|Flytoget Airport Express Train at Etterstad|
|Opened||22 August 1999|
|Owner||Norwegian National Rail Administration|
|Operator||Norwegian State Railways
|Line length||14.580 km (9.060 mi)|
|No. of tracks||Double|
|Track gauge||1,435 mm (4 ft 8 1⁄2 in)|
|Electrified||15 kV 16 2⁄3 Hz AC|
|Operating speed||210 km/h (130 mph)|
The Romerike Tunnel (Norwegian: Romeriksporten) is a 14.580-kilometre (9.060 mi) railway tunnel in Norway between Oslo and Lillestrøm. It is the longest railway tunnel in Norway and forms the first section of the Gardermoen Line. It is double track and electrified, permitting speeds of 210 kilometres per hour (130 mph).
Construction started in 1994, with plans to open with the rest of the Gardermoen Line and Oslo Airport, Gardermoen on 8 October 1998. Due to serious leakage from Lutvann and several other lakes, it did not open until 22 August 1999. The leaks increased the cost of the tunnel from NOK 0.5 billion to NOK 1.8 billion. The main contractor was Scandinavian Rock Group. The tunnel was originally owned by NSB Gardermobanen but is now owned by the Norwegian National Rail Administration. The tunnel allows long-distance, regional and Flytoget Airport Express Trains to bypass the old Hoved Line, reducing journey times between Oslo and Lillestrøm from 29 to 12 minutes.

[Data list]

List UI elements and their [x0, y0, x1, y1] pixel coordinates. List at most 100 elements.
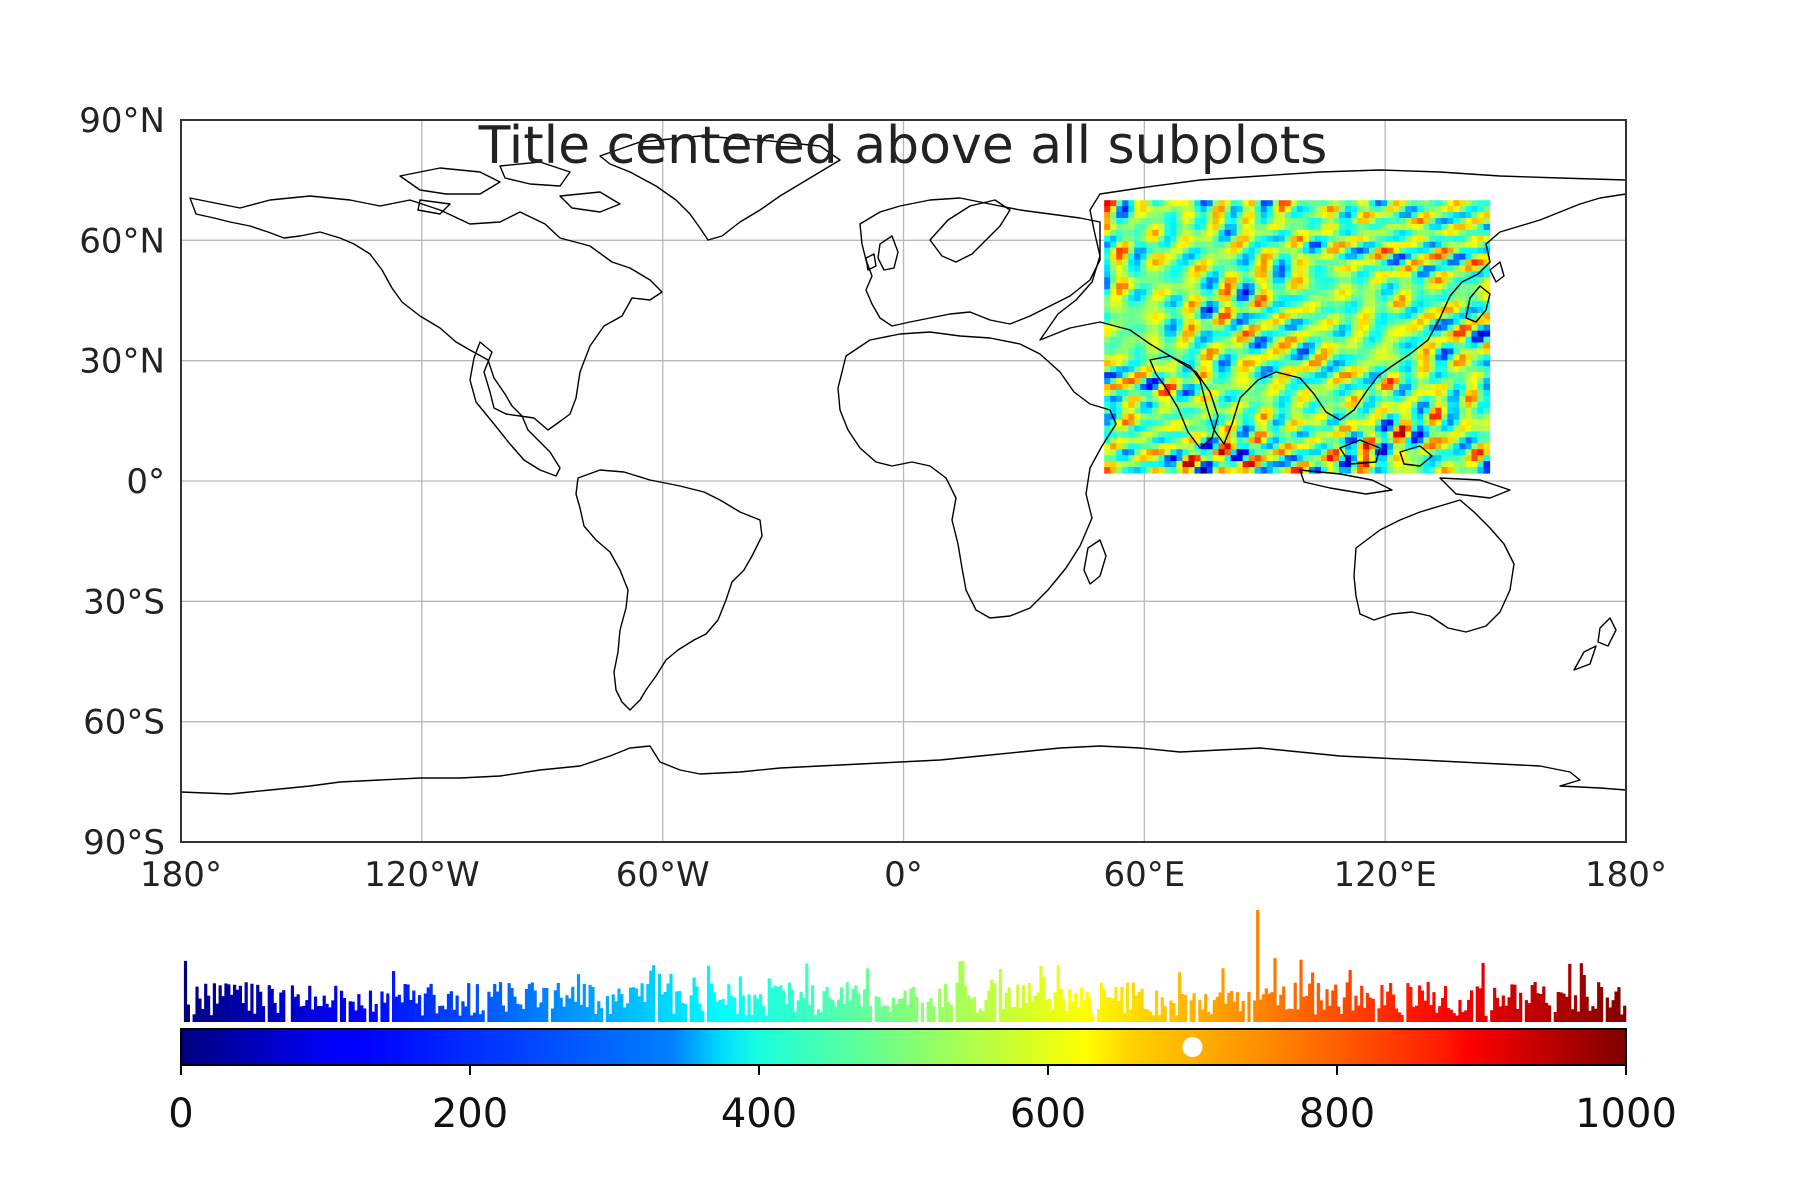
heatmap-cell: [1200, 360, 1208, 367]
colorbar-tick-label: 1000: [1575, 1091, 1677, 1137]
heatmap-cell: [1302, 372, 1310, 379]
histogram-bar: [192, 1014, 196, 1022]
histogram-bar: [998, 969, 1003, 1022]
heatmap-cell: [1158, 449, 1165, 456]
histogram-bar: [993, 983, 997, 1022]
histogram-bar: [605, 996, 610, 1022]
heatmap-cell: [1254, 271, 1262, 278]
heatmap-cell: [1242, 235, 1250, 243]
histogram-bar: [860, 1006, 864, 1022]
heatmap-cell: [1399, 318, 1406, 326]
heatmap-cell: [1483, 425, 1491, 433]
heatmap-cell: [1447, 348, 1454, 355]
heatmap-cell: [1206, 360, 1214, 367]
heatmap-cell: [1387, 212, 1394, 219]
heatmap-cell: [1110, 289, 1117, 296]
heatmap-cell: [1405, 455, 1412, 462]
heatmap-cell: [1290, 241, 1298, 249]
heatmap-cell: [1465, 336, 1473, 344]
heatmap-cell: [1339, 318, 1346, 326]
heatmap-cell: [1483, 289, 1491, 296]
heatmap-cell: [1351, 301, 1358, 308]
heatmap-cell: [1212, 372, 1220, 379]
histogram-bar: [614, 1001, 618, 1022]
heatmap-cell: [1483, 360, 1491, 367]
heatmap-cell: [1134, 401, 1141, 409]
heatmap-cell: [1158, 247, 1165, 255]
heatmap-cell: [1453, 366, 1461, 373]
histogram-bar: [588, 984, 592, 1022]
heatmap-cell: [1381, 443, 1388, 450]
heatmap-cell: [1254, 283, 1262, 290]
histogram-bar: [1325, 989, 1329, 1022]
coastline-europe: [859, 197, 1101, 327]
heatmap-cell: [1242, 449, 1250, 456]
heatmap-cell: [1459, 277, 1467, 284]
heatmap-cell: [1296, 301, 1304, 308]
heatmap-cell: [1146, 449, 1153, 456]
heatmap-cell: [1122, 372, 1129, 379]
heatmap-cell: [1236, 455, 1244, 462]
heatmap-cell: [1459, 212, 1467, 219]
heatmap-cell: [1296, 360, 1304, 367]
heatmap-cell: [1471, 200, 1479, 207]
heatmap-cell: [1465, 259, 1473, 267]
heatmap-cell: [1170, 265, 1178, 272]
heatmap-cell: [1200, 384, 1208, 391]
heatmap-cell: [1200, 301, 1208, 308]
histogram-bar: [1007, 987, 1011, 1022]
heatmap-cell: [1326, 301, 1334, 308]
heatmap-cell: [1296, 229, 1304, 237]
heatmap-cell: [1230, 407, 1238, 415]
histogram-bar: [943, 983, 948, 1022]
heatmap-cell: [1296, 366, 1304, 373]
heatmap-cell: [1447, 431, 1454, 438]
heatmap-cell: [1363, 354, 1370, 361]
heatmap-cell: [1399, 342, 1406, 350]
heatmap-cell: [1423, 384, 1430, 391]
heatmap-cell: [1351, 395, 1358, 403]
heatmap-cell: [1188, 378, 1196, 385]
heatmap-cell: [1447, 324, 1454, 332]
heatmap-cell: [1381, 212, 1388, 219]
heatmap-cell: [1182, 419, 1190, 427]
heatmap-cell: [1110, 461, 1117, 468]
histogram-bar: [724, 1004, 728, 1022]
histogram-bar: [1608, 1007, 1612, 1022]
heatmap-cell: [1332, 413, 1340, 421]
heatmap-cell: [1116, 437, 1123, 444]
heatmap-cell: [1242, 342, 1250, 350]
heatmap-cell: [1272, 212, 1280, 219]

▶ Stated task
Answer these questions from the Romerike Tunnel text, giving each answer on its own line with the matching letter:
(a) In what year did construction of the tunnel start?
(b) Which company was the main contractor?
(c) How long did the journey between Oslo and Lillestrøm take before the tunnel opened, and how long did it take afterward?
The data was taken from a separate source.

▶ Solution for this task
(a) 1994
(b) Scandinavian Rock Group
(c) Before: 29 minutes. After: 12 minutes.